▶ **Set problem 1**:
Answer these questions using the forum post on the Komar mass of a Schwarzschild geometry.
(a) What numerical factor multiplies the integral in the expression given for the Komar mass?
(b) What does the post say about the vectors $n^{\alpha}$ and $\sigma_{\beta}$?
(c) Under what username was the post written?
▶ **Set problem 2**: Write the next part of the forum post on calculating the Komar mass of a Schwarzschild geometry, picking up right after its closing question.

How Is the Komar Mass of a Schwarzschild Geometry Calculated?

[mongolianbeef]

Homework Statement

The Komar mass of a Schwarzschild geometry can be written as $\frac{1}{4\pi}\int_{S}n^{\alpha}\sigma_{\beta} \nabla_{\alpha} \xi^{\beta}dA$, where $n^{\alpha}$ and $\sigma_{\beta}$ are timelike and spacelike normal vectors respectively. How does one actually go about evaluating this integral?

▶ **Recorded information**:
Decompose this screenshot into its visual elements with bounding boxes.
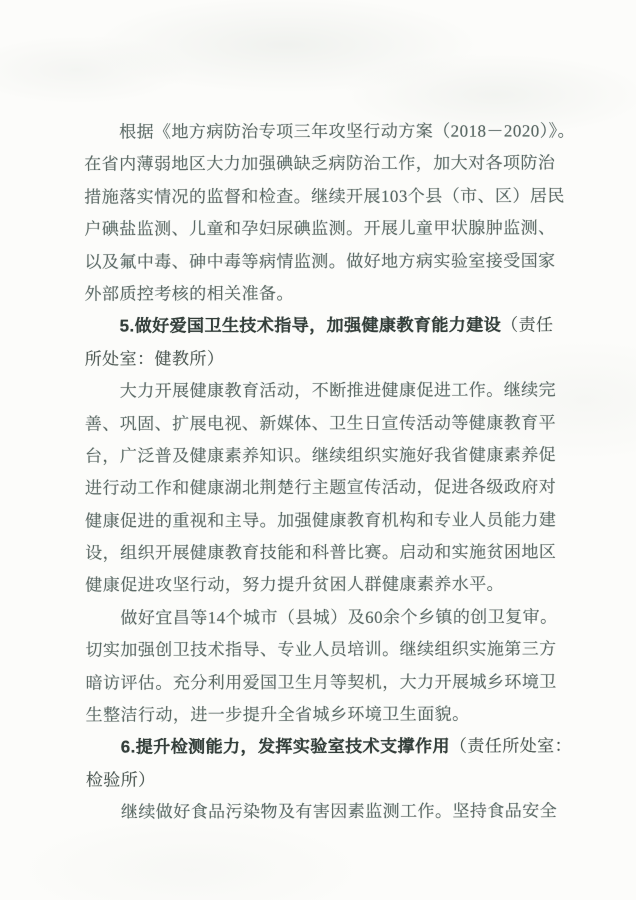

▶ **Result 1**:
(a) $\frac{1}{4\pi}$
(b) $n^{\alpha}$ is a timelike normal vector, and $\sigma_{\beta}$ is a spacelike normal vector.
(c) mongolianbeef

▶ **Result 2**:
Homework Equations

The Attempt at a Solution

I've simplified it down to $\frac{1}{4\pi}\int_{S}n^{\alpha}\sigma_{\beta} \Gamma^{\beta}_{\alpha t} dA$ but I have no idea how to continue from there. Wouldn't $n^{\alpha}\sigma_{\beta}$ be zero since they are orthogonal? Also, what is dA? I know it includes factors from the metric but which ones?

 

[clamtrox]

Also, what is dA? I know it includes factors from the metric but which ones?

It's the surface element of the 2-surface you defined, $dA = \sqrt{g^{(2)}} d^2x$ where $g^{(2)}$ is the determinant of induced metric on this surface.

How does one actually go about evaluating this integral?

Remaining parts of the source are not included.